What is needed
Copy the records below exactly, omitting any pictures they contain.

Data section
--------

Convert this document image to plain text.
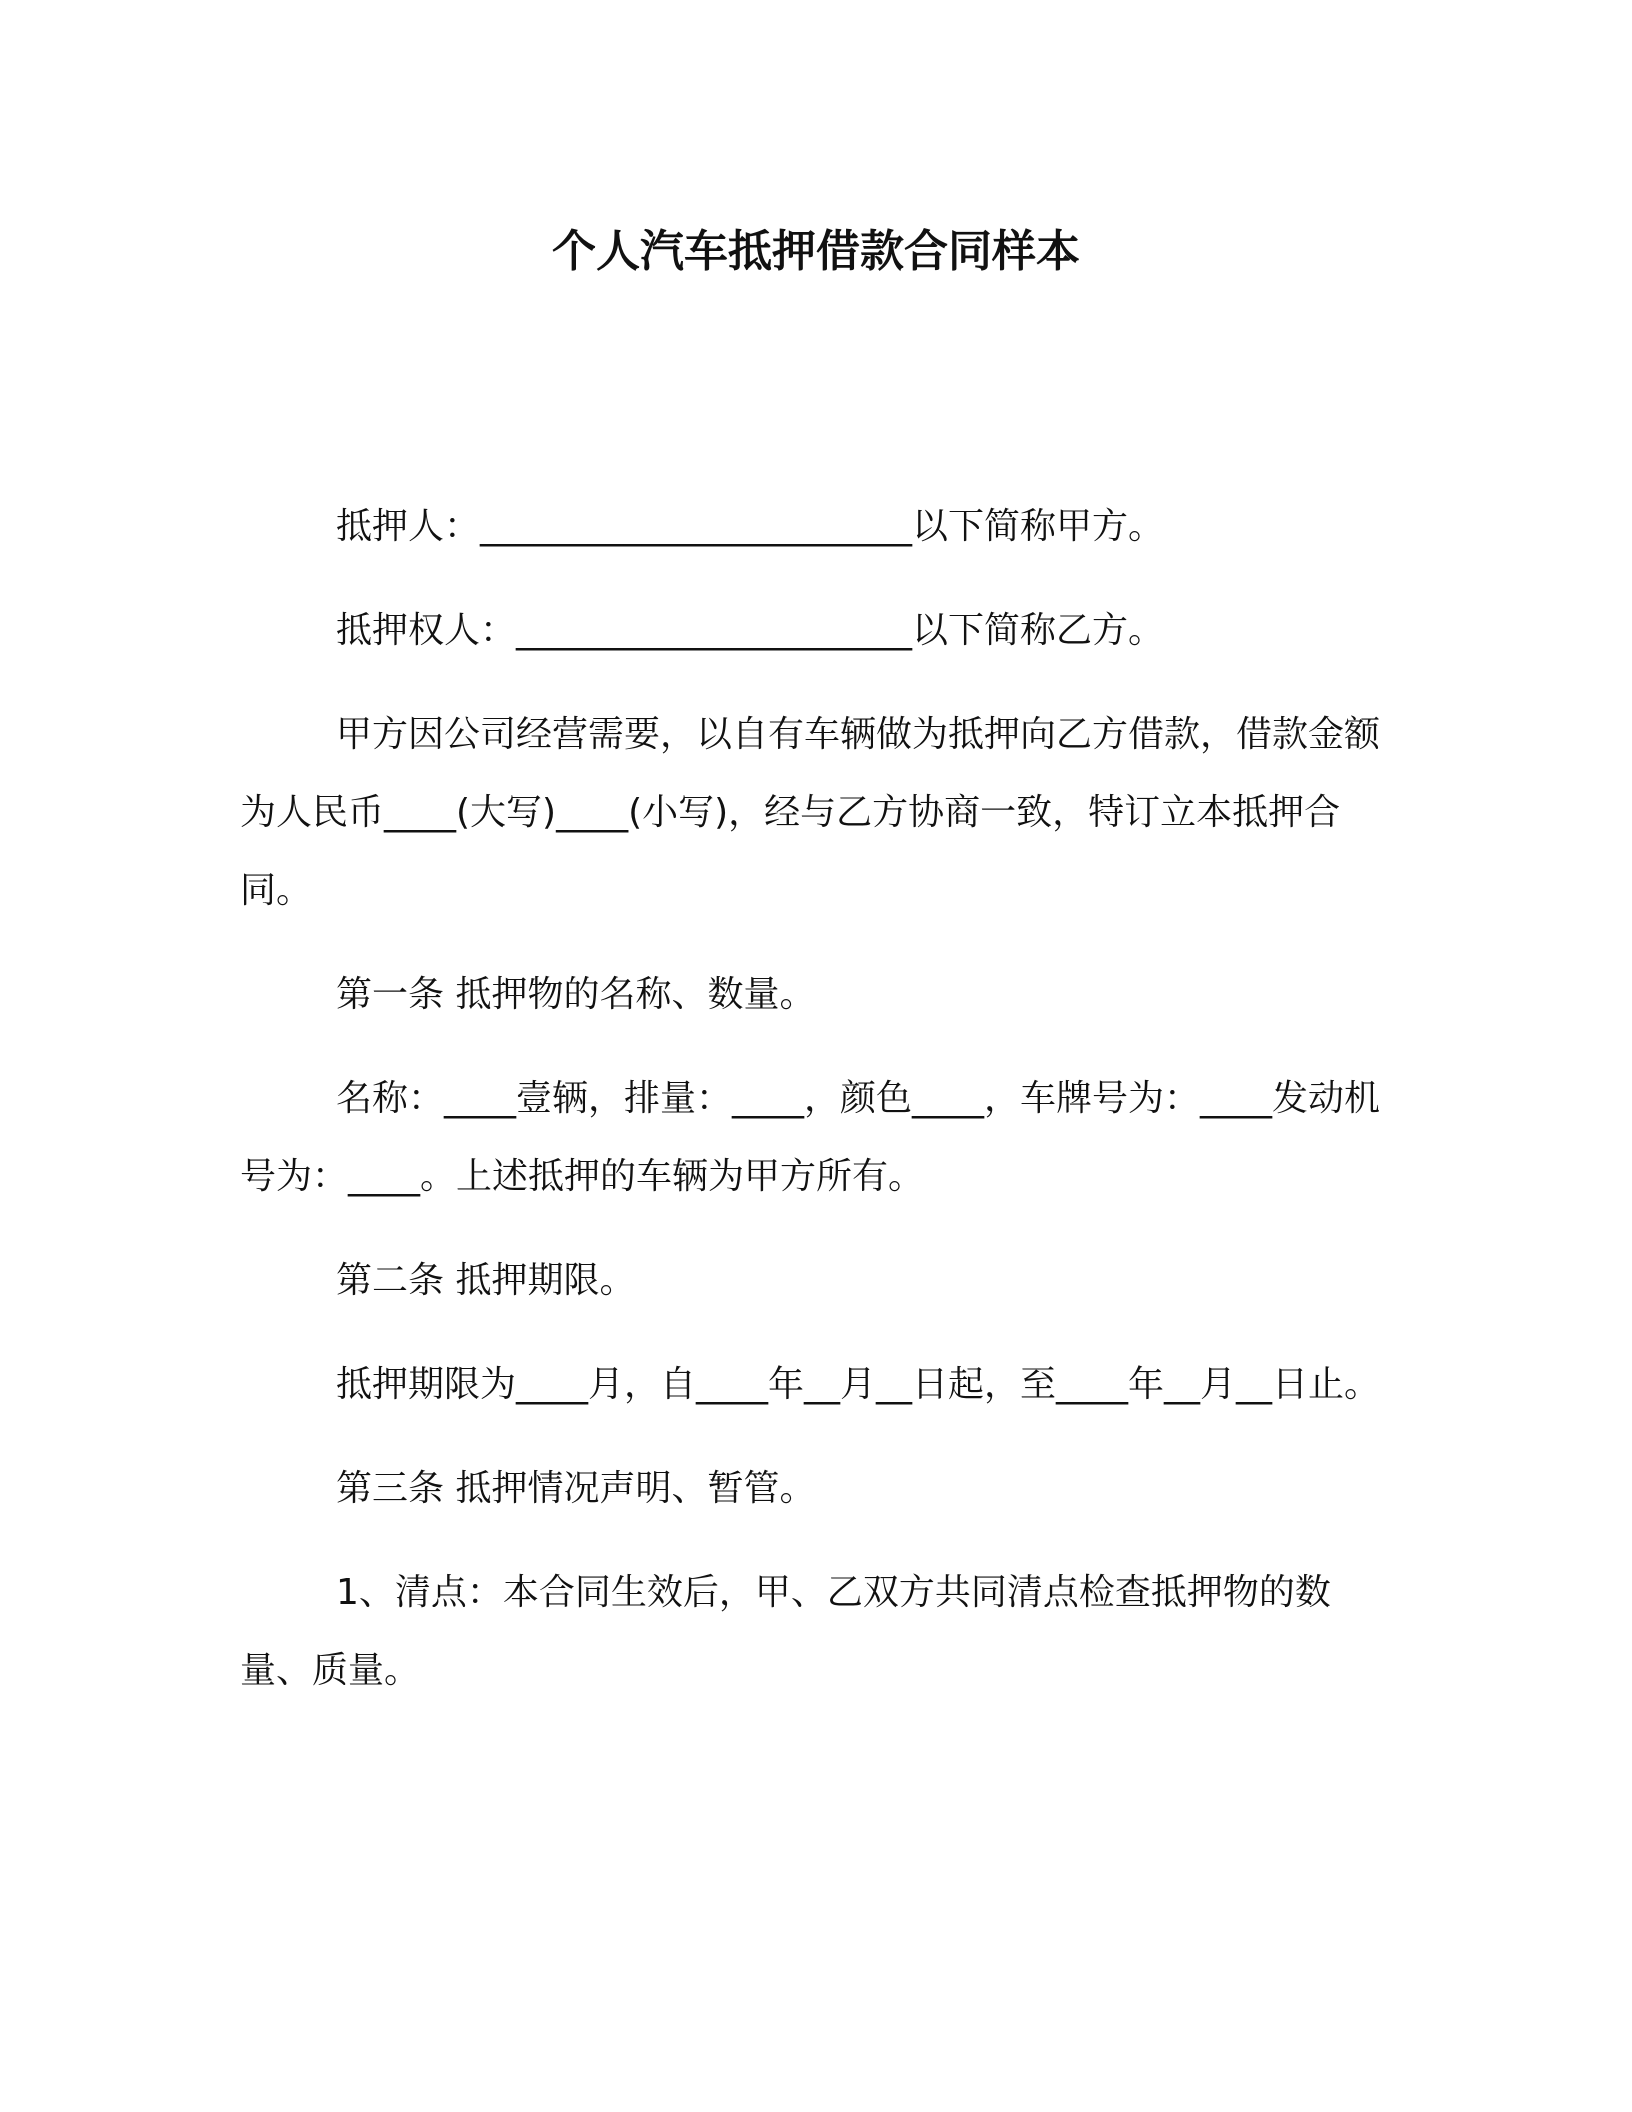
个人汽车抵押借款合同样本

抵押人：________________________以下简称甲方。

抵押权人：______________________以下简称乙方。

甲方因公司经营需要，以自有车辆做为抵押向乙方借款，借款金额为人民币____(大写)____(小写)，经与乙方协商一致，特订立本抵押合同。

第一条 抵押物的名称、数量。

名称：____壹辆，排量：____，颜色____，车牌号为：____发动机号为：____。上述抵押的车辆为甲方所有。

第二条 抵押期限。

抵押期限为____月，自____年__月__日起，至____年__月__日止。

第三条 抵押情况声明、暂管。

1、清点：本合同生效后，甲、乙双方共同清点检查抵押物的数量、质量。
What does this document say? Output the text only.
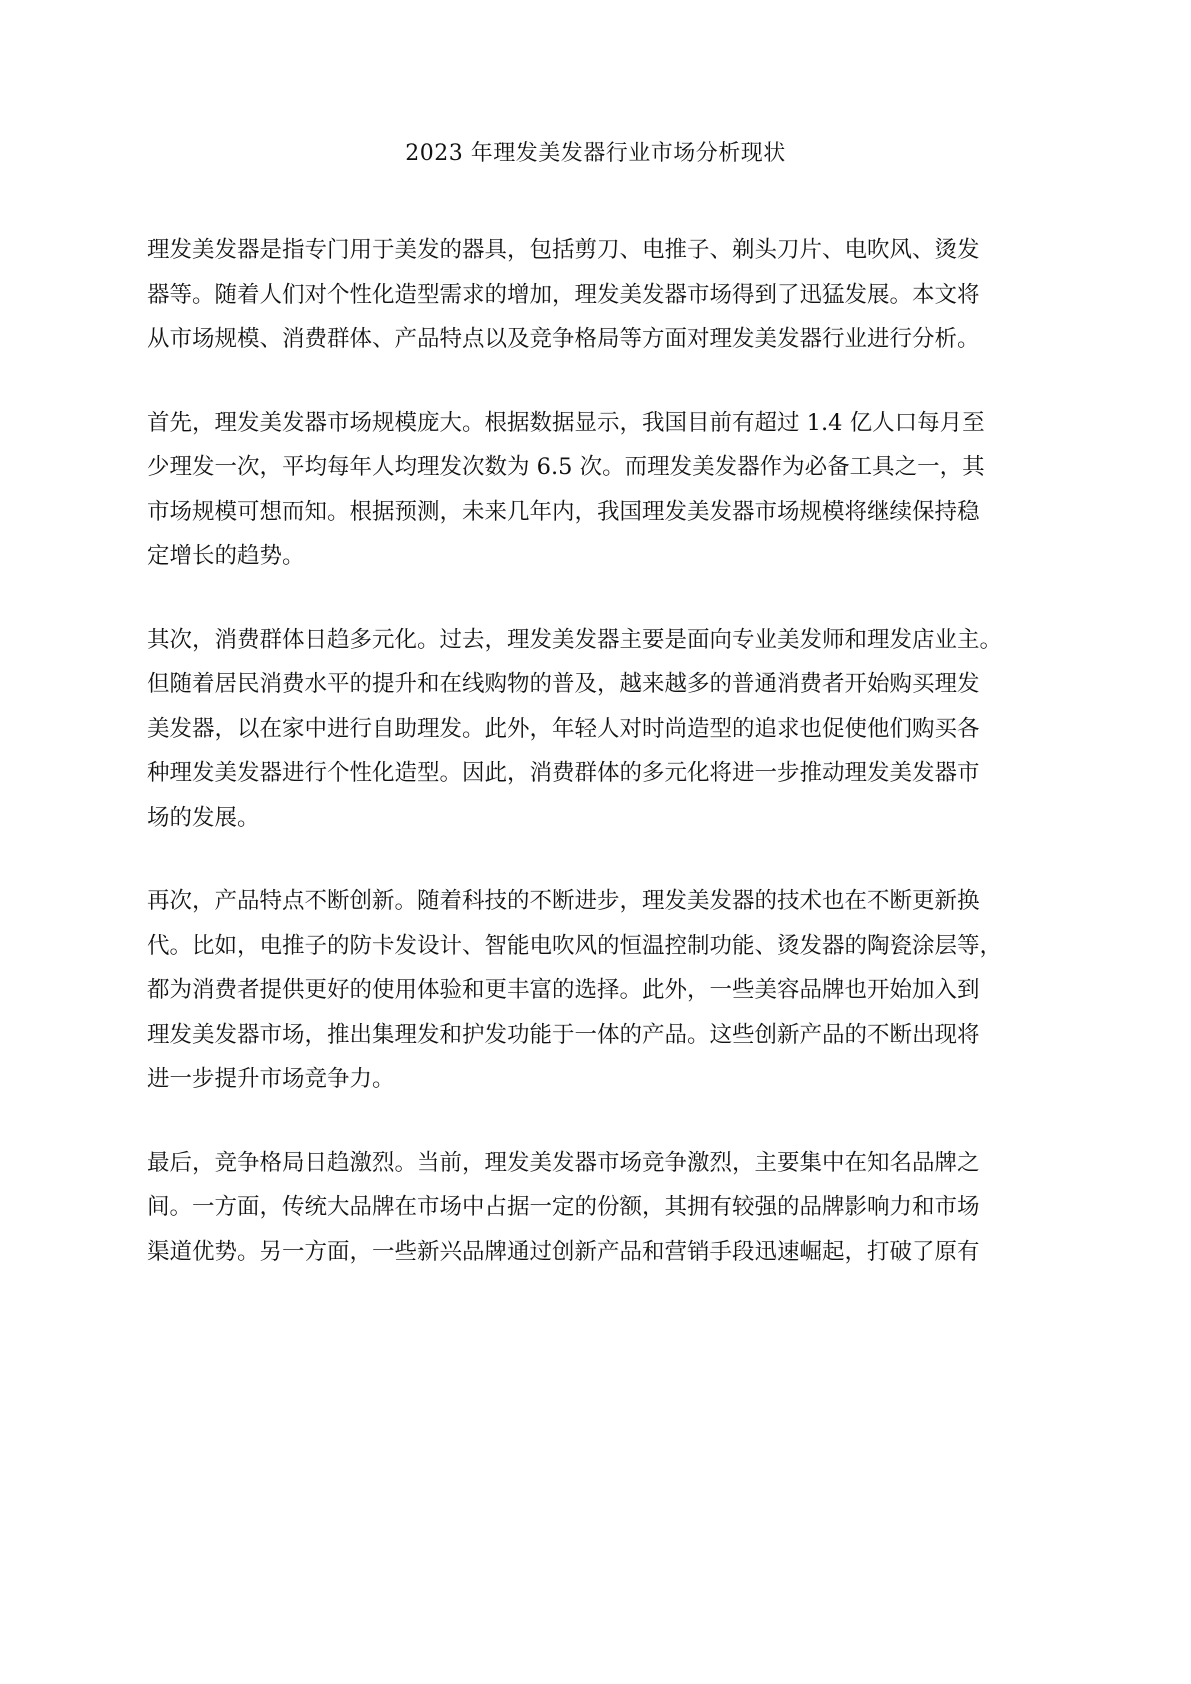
2023 年理发美发器行业市场分析现状
理发美发器是指专门用于美发的器具，包括剪刀、电推子、剃头刀片、电吹风、烫发
器等。随着人们对个性化造型需求的增加，理发美发器市场得到了迅猛发展。本文将
从市场规模、消费群体、产品特点以及竞争格局等方面对理发美发器行业进行分析。
首先，理发美发器市场规模庞大。根据数据显示，我国目前有超过 1.4 亿人口每月至
少理发一次，平均每年人均理发次数为 6.5 次。而理发美发器作为必备工具之一，其
市场规模可想而知。根据预测，未来几年内，我国理发美发器市场规模将继续保持稳
定增长的趋势。
其次，消费群体日趋多元化。过去，理发美发器主要是面向专业美发师和理发店业主。
但随着居民消费水平的提升和在线购物的普及，越来越多的普通消费者开始购买理发
美发器，以在家中进行自助理发。此外，年轻人对时尚造型的追求也促使他们购买各
种理发美发器进行个性化造型。因此，消费群体的多元化将进一步推动理发美发器市
场的发展。
再次，产品特点不断创新。随着科技的不断进步，理发美发器的技术也在不断更新换
代。比如，电推子的防卡发设计、智能电吹风的恒温控制功能、烫发器的陶瓷涂层等，
都为消费者提供更好的使用体验和更丰富的选择。此外，一些美容品牌也开始加入到
理发美发器市场，推出集理发和护发功能于一体的产品。这些创新产品的不断出现将
进一步提升市场竞争力。
最后，竞争格局日趋激烈。当前，理发美发器市场竞争激烈，主要集中在知名品牌之
间。一方面，传统大品牌在市场中占据一定的份额，其拥有较强的品牌影响力和市场
渠道优势。另一方面，一些新兴品牌通过创新产品和营销手段迅速崛起，打破了原有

--------

Output of the task
Convert this document image to plain text.
个人汽车抵押借款合同样本

抵押人：________________________以下简称甲方。

抵押权人：______________________以下简称乙方。

甲方因公司经营需要，以自有车辆做为抵押向乙方借款，借款金额为人民币____(大写)____(小写)，经与乙方协商一致，特订立本抵押合同。

第一条 抵押物的名称、数量。

名称：____壹辆，排量：____，颜色____，车牌号为：____发动机号为：____。上述抵押的车辆为甲方所有。

第二条 抵押期限。

抵押期限为____月，自____年__月__日起，至____年__月__日止。

第三条 抵押情况声明、暂管。

1、清点：本合同生效后，甲、乙双方共同清点检查抵押物的数量、质量。
What does this document say? Output the text only.
2023 年理发美发器行业市场分析现状
理发美发器是指专门用于美发的器具，包括剪刀、电推子、剃头刀片、电吹风、烫发
器等。随着人们对个性化造型需求的增加，理发美发器市场得到了迅猛发展。本文将
从市场规模、消费群体、产品特点以及竞争格局等方面对理发美发器行业进行分析。
首先，理发美发器市场规模庞大。根据数据显示，我国目前有超过 1.4 亿人口每月至
少理发一次，平均每年人均理发次数为 6.5 次。而理发美发器作为必备工具之一，其
市场规模可想而知。根据预测，未来几年内，我国理发美发器市场规模将继续保持稳
定增长的趋势。
其次，消费群体日趋多元化。过去，理发美发器主要是面向专业美发师和理发店业主。
但随着居民消费水平的提升和在线购物的普及，越来越多的普通消费者开始购买理发
美发器，以在家中进行自助理发。此外，年轻人对时尚造型的追求也促使他们购买各
种理发美发器进行个性化造型。因此，消费群体的多元化将进一步推动理发美发器市
场的发展。
再次，产品特点不断创新。随着科技的不断进步，理发美发器的技术也在不断更新换
代。比如，电推子的防卡发设计、智能电吹风的恒温控制功能、烫发器的陶瓷涂层等，
都为消费者提供更好的使用体验和更丰富的选择。此外，一些美容品牌也开始加入到
理发美发器市场，推出集理发和护发功能于一体的产品。这些创新产品的不断出现将
进一步提升市场竞争力。
最后，竞争格局日趋激烈。当前，理发美发器市场竞争激烈，主要集中在知名品牌之
间。一方面，传统大品牌在市场中占据一定的份额，其拥有较强的品牌影响力和市场
渠道优势。另一方面，一些新兴品牌通过创新产品和营销手段迅速崛起，打破了原有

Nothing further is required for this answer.